▶ **Given instruction**
Each line in the entries below that holds the string "value" is to be listed.

--- START OF Extracted material ---

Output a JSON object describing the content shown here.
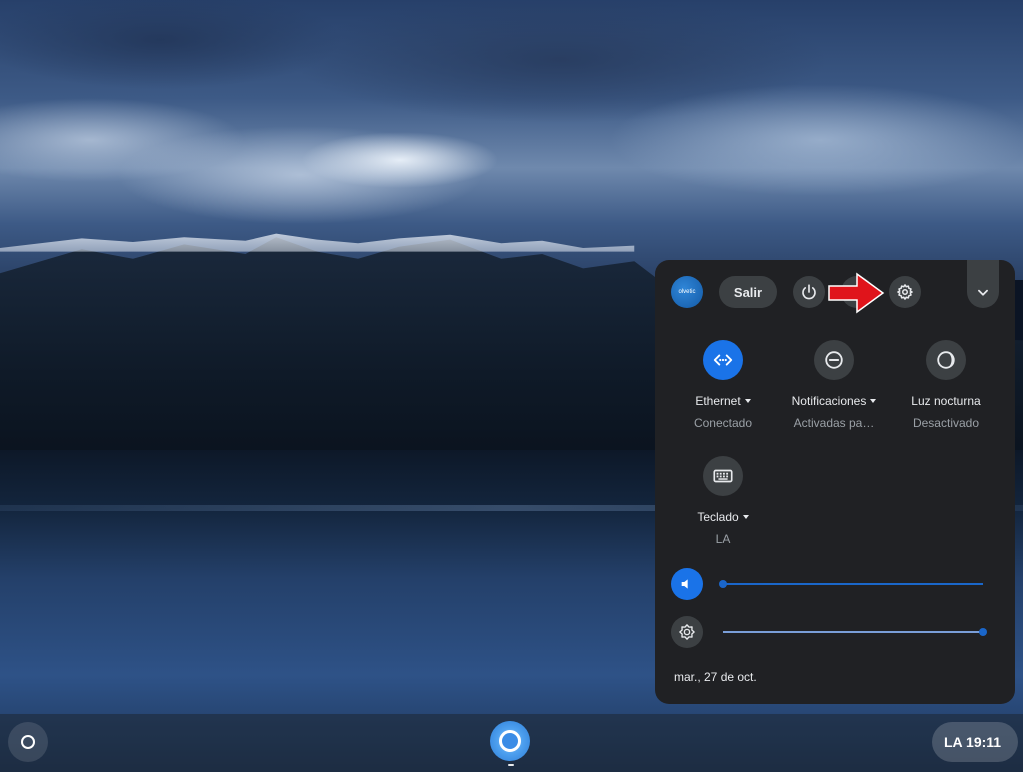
{
  "shelf": {
    "status_text": "LA 19:11"
  },
  "quick_settings": {
    "avatar_text": "olvetic",
    "signout_label": "Salir",
    "tiles": {
      "ethernet": {
        "label": "Ethernet",
        "status": "Conectado"
      },
      "notifications": {
        "label": "Notificaciones",
        "status": "Activadas pa…"
      },
      "night_light": {
        "label": "Luz nocturna",
        "status": "Desactivado"
      },
      "keyboard": {
        "label": "Teclado",
        "status": "LA"
      }
    },
    "volume_level": 0.0,
    "brightness_level": 1.0,
    "date": "mar., 27 de oct."
  },
  "colors": {
    "accent": "#1a73e8",
    "panel_bg": "#202124",
    "button_bg": "#3c4043",
    "annotation_arrow": "#e0141b"
  },
  "icons": [
    "launcher-icon",
    "chrome-icon",
    "power-icon",
    "lock-icon",
    "settings-gear-icon",
    "chevron-down-icon",
    "ethernet-icon",
    "do-not-disturb-icon",
    "night-light-icon",
    "keyboard-icon",
    "volume-icon",
    "brightness-icon"
  ]
}
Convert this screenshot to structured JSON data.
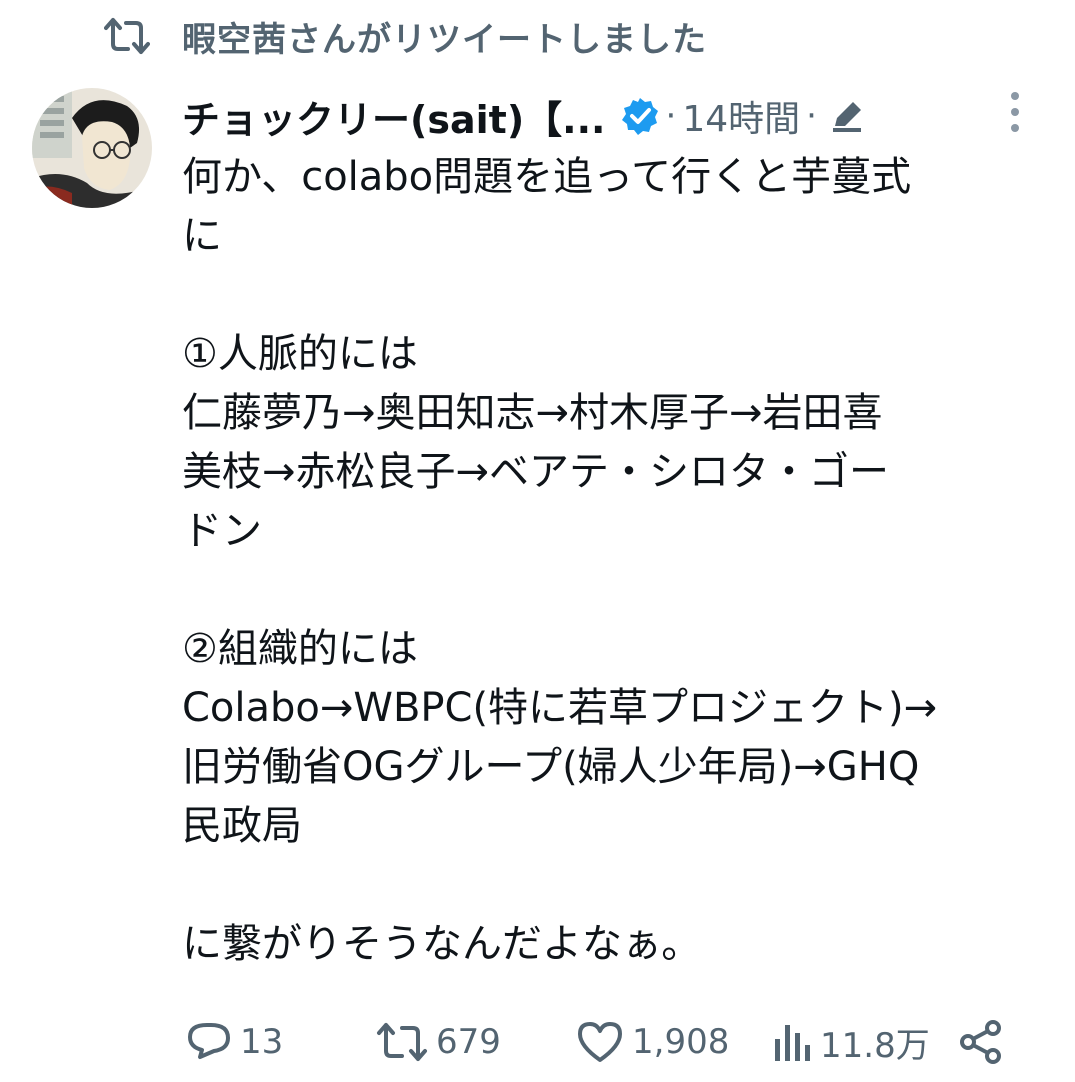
{
  "retweet_banner": {
    "icon": "retweet-icon",
    "text": "暇空茜さんがリツイートしました"
  },
  "tweet": {
    "author_name": "チョックリー(sait)【...",
    "verified": true,
    "separator": "·",
    "time": "14時間",
    "edited_icon": "pencil-icon",
    "more_icon": "more-vertical-icon",
    "lines": [
      "何か、colabo問題を追って行くと芋蔓式",
      "に",
      "",
      "①人脈的には",
      "仁藤夢乃→奥田知志→村木厚子→岩田喜",
      "美枝→赤松良子→ベアテ・シロタ・ゴー",
      "ドン",
      "",
      "②組織的には",
      "Colabo→WBPC(特に若草プロジェクト)→",
      "旧労働省OGグループ(婦人少年局)→GHQ",
      "民政局",
      "",
      "に繋がりそうなんだよなぁ。"
    ]
  },
  "actions": {
    "reply_count": "13",
    "retweet_count": "679",
    "like_count": "1,908",
    "views_count": "11.8万"
  },
  "colors": {
    "secondary_text": "#536471",
    "primary_text": "#0f1419",
    "verified_blue": "#1d9bf0"
  }
}
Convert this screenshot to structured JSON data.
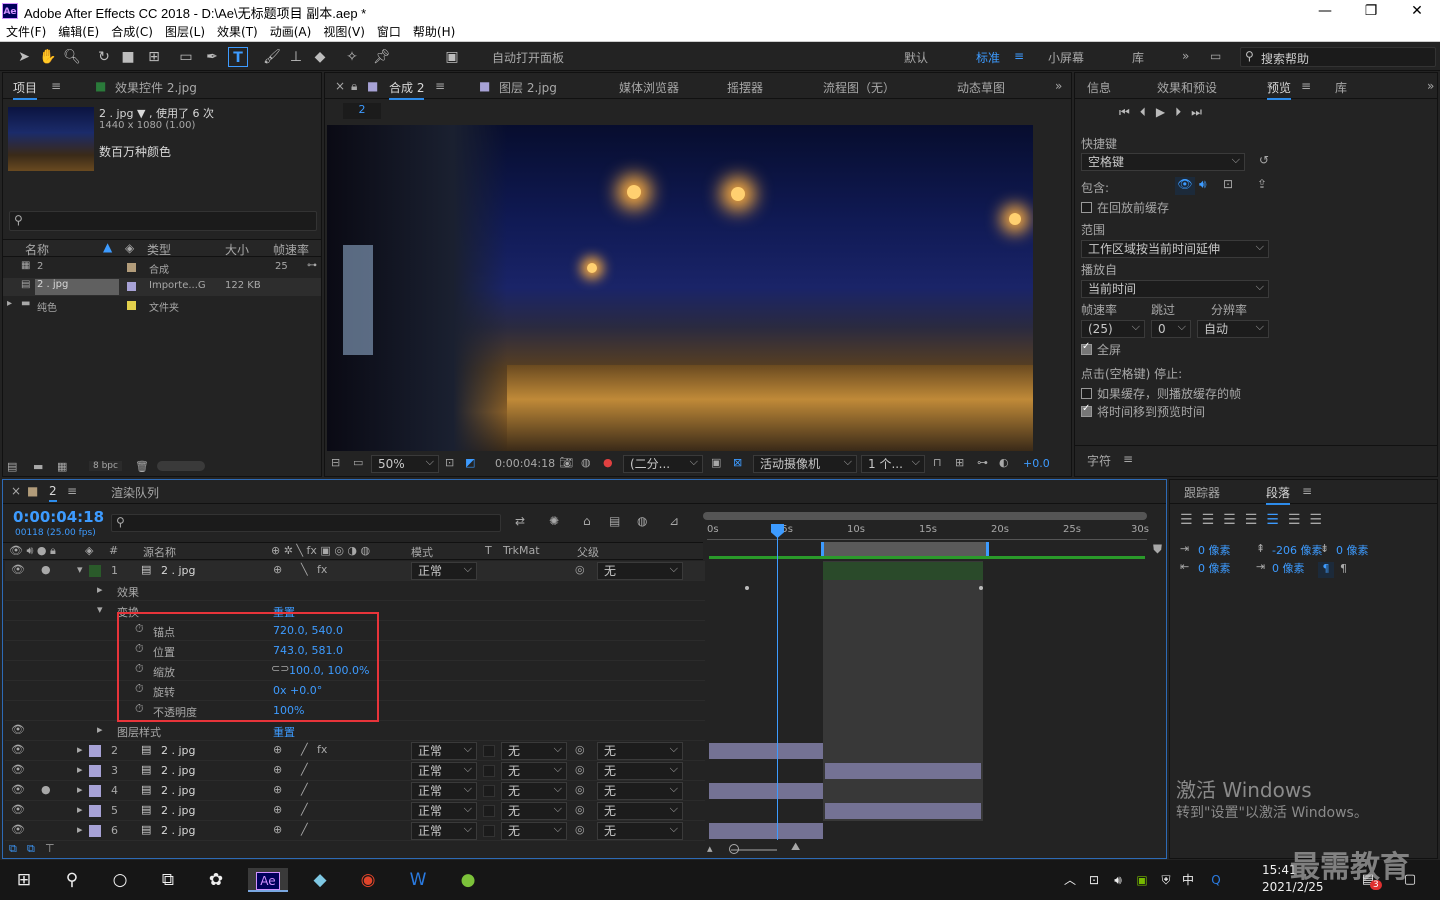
{
  "window": {
    "title": "Adobe After Effects CC 2018 - D:\\Ae\\无标题项目 副本.aep *",
    "app_icon": "Ae"
  },
  "menu": [
    "文件(F)",
    "编辑(E)",
    "合成(C)",
    "图层(L)",
    "效果(T)",
    "动画(A)",
    "视图(V)",
    "窗口",
    "帮助(H)"
  ],
  "toolbar": {
    "auto_open": "自动打开面板",
    "workspaces": [
      "默认",
      "标准",
      "小屏幕",
      "库"
    ],
    "search_placeholder": "搜索帮助"
  },
  "project": {
    "tab1": "项目",
    "tab2": "效果控件 2.jpg",
    "file": "2 . jpg ▼ , 使用了 6 次",
    "dims": "1440 x 1080 (1.00)",
    "colors": "数百万种颜色",
    "headers": [
      "名称",
      "类型",
      "大小",
      "帧速率"
    ],
    "items": [
      {
        "name": "2",
        "type": "合成",
        "size": "",
        "fps": "25"
      },
      {
        "name": "2 . jpg",
        "type": "Importe...G",
        "size": "122 KB",
        "fps": ""
      },
      {
        "name": "纯色",
        "type": "文件夹",
        "size": "",
        "fps": ""
      }
    ],
    "bpc": "8 bpc"
  },
  "viewer": {
    "tabs": [
      "合成 2",
      "图层 2.jpg",
      "媒体浏览器",
      "摇摆器",
      "流程图（无）",
      "动态草图"
    ],
    "crumb": "2",
    "zoom": "50%",
    "time": "0:00:04:18",
    "res": "(二分...",
    "camera": "活动摄像机",
    "views": "1 个...",
    "exposure": "+0.0"
  },
  "preview": {
    "tabs": [
      "信息",
      "效果和预设",
      "预览",
      "库"
    ],
    "shortcut_label": "快捷键",
    "shortcut": "空格键",
    "include": "包含:",
    "cache_before": "在回放前缓存",
    "range_label": "范围",
    "range": "工作区域按当前时间延伸",
    "play_from_label": "播放自",
    "play_from": "当前时间",
    "fps_label": "帧速率",
    "skip_label": "跳过",
    "res_label": "分辨率",
    "fps": "(25)",
    "skip": "0",
    "res": "自动",
    "fullscreen": "全屏",
    "stop_label": "点击(空格键) 停止:",
    "if_cached": "如果缓存，则播放缓存的帧",
    "move_time": "将时间移到预览时间",
    "char_tab": "字符"
  },
  "timeline": {
    "tab": "2",
    "render_queue": "渲染队列",
    "timecode": "0:00:04:18",
    "frames": "00118 (25.00 fps)",
    "headers": {
      "source": "源名称",
      "mode": "模式",
      "t": "T",
      "trkmat": "TrkMat",
      "parent": "父级"
    },
    "ruler": [
      "0s",
      "05s",
      "10s",
      "15s",
      "20s",
      "25s",
      "30s"
    ],
    "layer1": {
      "num": "1",
      "name": "2 . jpg",
      "mode": "正常",
      "parent": "无"
    },
    "effects": "效果",
    "transform": "变换",
    "reset": "重置",
    "props": [
      {
        "name": "锚点",
        "value": "720.0, 540.0"
      },
      {
        "name": "位置",
        "value": "743.0, 581.0"
      },
      {
        "name": "缩放",
        "value": "100.0, 100.0%"
      },
      {
        "name": "旋转",
        "value": "0x +0.0°"
      },
      {
        "name": "不透明度",
        "value": "100%"
      }
    ],
    "layer_styles": "图层样式",
    "reset2": "重置",
    "layers": [
      {
        "num": "2",
        "name": "2 . jpg",
        "mode": "正常",
        "trk": "无",
        "parent": "无"
      },
      {
        "num": "3",
        "name": "2 . jpg",
        "mode": "正常",
        "trk": "无",
        "parent": "无"
      },
      {
        "num": "4",
        "name": "2 . jpg",
        "mode": "正常",
        "trk": "无",
        "parent": "无"
      },
      {
        "num": "5",
        "name": "2 . jpg",
        "mode": "正常",
        "trk": "无",
        "parent": "无"
      },
      {
        "num": "6",
        "name": "2 . jpg",
        "mode": "正常",
        "trk": "无",
        "parent": "无"
      }
    ]
  },
  "paragraph": {
    "tabs": [
      "跟踪器",
      "段落"
    ],
    "indent_left": "0 像素",
    "indent_right": "0 像素",
    "first_indent": "-206 像素",
    "space_before": "0 像素",
    "space_after": "0 像素"
  },
  "watermark": {
    "line1": "激活 Windows",
    "line2": "转到\"设置\"以激活 Windows。",
    "brand": "最需教育"
  },
  "taskbar": {
    "time": "15:41",
    "date": "2021/2/25",
    "ime": "中",
    "notif": "3"
  }
}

--- END OF Extracted material ---

▶ **Written solution**
        "value": "720.0, 540.0"
        "value": "743.0, 581.0"
        "value": "100.0, 100.0%"
        "value": "0x +0.0°"
        "value": "100%"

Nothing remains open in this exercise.